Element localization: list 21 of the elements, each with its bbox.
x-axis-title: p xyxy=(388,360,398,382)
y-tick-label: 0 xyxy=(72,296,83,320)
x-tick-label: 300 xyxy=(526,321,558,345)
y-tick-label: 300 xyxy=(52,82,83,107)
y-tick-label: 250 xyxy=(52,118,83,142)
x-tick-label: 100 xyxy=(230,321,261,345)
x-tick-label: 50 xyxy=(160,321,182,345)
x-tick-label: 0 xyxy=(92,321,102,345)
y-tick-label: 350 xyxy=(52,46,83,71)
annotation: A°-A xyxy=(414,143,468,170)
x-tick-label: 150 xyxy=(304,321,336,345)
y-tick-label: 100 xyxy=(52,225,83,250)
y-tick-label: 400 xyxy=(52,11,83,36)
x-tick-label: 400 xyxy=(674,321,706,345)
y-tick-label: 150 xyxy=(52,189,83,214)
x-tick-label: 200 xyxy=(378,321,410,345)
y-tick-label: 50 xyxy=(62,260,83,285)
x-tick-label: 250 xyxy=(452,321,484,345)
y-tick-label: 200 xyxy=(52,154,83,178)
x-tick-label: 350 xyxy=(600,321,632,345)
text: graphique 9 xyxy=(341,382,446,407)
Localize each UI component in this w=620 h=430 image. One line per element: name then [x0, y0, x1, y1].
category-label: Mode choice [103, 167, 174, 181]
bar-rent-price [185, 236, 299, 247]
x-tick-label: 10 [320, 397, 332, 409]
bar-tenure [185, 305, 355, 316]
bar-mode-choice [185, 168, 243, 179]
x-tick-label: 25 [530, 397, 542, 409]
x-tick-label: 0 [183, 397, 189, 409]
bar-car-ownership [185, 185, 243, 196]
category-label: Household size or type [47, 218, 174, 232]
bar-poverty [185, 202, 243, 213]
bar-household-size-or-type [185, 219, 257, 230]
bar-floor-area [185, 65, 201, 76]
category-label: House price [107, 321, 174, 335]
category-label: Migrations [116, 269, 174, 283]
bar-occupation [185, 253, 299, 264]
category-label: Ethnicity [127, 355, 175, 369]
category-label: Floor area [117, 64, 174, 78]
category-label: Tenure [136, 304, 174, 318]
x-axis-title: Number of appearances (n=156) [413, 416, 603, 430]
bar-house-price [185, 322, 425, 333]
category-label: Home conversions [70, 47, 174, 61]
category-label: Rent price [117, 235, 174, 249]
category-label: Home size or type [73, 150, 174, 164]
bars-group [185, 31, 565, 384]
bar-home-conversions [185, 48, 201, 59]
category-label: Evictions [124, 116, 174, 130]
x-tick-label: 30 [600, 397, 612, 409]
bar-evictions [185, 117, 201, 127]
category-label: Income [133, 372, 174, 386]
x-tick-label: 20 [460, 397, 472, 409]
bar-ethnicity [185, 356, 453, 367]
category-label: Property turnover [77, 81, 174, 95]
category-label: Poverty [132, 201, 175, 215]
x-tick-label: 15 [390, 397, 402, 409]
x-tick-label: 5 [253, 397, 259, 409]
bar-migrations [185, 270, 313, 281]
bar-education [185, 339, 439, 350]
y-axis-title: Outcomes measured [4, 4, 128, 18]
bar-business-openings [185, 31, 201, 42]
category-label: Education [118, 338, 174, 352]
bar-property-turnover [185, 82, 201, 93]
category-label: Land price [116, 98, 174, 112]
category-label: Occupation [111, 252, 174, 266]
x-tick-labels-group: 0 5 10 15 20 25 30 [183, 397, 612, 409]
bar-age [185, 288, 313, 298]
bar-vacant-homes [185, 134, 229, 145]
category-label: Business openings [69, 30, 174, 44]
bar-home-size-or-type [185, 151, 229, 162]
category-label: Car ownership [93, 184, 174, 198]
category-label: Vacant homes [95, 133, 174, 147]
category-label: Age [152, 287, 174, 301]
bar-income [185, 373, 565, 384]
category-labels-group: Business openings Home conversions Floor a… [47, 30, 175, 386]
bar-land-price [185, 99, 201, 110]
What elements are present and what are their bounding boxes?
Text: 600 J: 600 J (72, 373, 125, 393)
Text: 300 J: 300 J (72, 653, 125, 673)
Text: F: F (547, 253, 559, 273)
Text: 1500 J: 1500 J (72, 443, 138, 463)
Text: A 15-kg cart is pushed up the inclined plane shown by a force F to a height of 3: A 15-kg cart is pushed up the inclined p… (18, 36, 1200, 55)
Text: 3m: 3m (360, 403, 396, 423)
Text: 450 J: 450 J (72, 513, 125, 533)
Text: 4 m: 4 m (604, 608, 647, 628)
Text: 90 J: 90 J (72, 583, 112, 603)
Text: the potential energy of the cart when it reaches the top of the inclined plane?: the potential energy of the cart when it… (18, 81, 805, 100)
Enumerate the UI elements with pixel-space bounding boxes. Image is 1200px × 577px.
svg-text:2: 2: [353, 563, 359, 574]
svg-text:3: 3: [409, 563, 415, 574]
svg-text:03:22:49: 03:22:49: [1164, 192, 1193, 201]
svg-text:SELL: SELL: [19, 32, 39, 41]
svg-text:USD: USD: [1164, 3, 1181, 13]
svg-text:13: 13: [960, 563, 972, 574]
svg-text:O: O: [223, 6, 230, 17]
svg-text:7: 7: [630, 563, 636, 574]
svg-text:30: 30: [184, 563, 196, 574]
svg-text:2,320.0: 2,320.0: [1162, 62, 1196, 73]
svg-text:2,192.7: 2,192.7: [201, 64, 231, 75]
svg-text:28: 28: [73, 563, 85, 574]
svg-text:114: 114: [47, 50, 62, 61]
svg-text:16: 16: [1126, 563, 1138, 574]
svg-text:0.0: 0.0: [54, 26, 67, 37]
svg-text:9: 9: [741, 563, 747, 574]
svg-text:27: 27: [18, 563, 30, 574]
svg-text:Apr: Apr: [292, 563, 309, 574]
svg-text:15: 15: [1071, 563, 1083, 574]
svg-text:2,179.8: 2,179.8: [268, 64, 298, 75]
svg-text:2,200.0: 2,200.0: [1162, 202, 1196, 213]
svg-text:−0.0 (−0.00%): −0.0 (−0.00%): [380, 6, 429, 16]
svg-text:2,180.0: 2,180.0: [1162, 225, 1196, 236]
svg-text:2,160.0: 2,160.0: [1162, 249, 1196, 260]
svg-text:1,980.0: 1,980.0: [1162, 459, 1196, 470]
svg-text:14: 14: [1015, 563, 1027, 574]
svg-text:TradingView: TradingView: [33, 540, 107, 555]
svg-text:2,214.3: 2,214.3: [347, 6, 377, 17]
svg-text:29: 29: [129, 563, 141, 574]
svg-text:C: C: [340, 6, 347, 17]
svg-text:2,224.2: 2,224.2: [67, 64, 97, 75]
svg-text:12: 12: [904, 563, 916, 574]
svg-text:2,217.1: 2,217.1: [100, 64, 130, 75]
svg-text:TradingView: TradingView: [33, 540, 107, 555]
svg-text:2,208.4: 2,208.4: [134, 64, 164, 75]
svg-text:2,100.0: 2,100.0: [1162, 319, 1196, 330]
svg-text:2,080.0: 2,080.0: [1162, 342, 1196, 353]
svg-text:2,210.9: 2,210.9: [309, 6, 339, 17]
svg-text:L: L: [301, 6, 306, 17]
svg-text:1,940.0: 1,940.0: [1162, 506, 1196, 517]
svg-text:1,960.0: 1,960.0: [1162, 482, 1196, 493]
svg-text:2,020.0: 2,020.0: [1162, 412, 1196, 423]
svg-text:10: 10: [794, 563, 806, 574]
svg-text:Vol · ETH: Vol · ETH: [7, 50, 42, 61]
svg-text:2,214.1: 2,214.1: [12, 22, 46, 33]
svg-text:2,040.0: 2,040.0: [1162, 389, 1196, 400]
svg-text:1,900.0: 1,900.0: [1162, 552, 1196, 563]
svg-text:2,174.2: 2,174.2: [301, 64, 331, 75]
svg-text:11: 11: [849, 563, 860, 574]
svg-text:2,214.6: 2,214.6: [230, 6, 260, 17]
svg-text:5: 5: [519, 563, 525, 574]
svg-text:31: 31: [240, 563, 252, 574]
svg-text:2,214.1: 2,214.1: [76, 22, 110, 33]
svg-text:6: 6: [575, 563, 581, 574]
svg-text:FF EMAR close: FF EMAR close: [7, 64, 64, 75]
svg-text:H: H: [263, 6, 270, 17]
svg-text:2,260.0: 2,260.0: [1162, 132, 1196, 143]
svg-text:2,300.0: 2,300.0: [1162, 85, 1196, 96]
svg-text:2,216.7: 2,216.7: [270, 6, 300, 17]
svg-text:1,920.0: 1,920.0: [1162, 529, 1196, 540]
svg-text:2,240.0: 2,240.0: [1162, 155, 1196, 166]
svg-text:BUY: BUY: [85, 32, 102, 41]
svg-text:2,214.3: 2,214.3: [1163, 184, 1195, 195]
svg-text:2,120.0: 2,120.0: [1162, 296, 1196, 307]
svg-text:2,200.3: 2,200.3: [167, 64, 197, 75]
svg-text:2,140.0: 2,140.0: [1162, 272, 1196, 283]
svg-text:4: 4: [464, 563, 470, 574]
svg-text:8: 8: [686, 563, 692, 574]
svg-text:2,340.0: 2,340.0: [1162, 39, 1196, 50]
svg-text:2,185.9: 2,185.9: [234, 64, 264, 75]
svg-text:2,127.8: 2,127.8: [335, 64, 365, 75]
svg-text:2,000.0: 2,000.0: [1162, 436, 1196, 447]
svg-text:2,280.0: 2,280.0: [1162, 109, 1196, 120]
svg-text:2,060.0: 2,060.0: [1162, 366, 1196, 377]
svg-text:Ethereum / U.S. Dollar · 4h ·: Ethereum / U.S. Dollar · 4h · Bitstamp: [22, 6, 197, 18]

Your instructions »
Copy the rows from the first one up to and including the row with "text: graphique 9 xyxy=(341,382,446,407)", with "annotation" swapped for "note" and everything else unchanged.

Written reply »
Element localization: list 21 of the elements, each with its bbox.
x-axis-title: p xyxy=(388,360,398,382)
y-tick-label: 0 xyxy=(72,296,83,320)
x-tick-label: 300 xyxy=(526,321,558,345)
y-tick-label: 300 xyxy=(52,82,83,107)
y-tick-label: 250 xyxy=(52,118,83,142)
x-tick-label: 100 xyxy=(230,321,261,345)
x-tick-label: 50 xyxy=(160,321,182,345)
x-tick-label: 0 xyxy=(92,321,102,345)
y-tick-label: 350 xyxy=(52,46,83,71)
note: A°-A xyxy=(414,143,468,170)
x-tick-label: 150 xyxy=(304,321,336,345)
y-tick-label: 100 xyxy=(52,225,83,250)
y-tick-label: 400 xyxy=(52,11,83,36)
x-tick-label: 400 xyxy=(674,321,706,345)
y-tick-label: 150 xyxy=(52,189,83,214)
x-tick-label: 200 xyxy=(378,321,410,345)
y-tick-label: 50 xyxy=(62,260,83,285)
x-tick-label: 250 xyxy=(452,321,484,345)
y-tick-label: 200 xyxy=(52,154,83,178)
x-tick-label: 350 xyxy=(600,321,632,345)
text: graphique 9 xyxy=(341,382,446,407)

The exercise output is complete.